[Figure record extracts]
•••

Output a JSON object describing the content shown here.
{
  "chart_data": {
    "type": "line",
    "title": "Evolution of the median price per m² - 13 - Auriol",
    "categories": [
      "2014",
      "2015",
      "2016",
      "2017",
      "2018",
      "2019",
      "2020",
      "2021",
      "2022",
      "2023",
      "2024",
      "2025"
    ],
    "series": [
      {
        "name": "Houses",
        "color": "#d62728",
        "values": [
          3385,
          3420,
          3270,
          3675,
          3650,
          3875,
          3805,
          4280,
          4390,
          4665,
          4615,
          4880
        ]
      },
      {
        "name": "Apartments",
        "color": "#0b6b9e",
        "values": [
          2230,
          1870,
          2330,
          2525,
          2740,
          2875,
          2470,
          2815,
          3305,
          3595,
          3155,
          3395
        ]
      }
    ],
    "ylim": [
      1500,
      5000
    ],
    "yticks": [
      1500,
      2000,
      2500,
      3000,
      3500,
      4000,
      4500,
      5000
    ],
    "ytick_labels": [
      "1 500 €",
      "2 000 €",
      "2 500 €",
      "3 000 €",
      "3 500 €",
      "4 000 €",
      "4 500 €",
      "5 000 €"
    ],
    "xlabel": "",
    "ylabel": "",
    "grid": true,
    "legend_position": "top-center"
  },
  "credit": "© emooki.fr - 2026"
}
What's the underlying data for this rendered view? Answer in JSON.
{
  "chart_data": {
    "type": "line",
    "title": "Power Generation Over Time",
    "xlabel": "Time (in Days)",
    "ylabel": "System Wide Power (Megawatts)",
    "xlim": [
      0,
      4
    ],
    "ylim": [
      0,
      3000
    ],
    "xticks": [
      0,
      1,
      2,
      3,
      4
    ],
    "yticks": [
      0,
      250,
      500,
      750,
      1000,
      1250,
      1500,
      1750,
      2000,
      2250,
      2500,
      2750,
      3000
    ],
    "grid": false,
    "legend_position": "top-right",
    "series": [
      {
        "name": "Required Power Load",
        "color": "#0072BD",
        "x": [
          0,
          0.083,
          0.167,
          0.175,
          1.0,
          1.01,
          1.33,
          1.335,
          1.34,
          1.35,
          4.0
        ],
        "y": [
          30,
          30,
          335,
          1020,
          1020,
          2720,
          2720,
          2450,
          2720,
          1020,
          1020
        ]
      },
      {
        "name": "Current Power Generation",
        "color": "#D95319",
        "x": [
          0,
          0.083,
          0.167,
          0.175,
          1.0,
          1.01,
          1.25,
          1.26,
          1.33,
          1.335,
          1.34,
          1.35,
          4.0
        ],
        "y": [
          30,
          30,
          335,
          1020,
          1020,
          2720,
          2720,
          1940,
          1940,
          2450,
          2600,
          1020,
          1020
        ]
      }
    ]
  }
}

•••

Task to carry out:
Gather all the lines that include the word "ylabel" and copy them out.

Completed exercise:
    "ylabel": "",
    "ylabel": "System Wide Power (Megawatts)",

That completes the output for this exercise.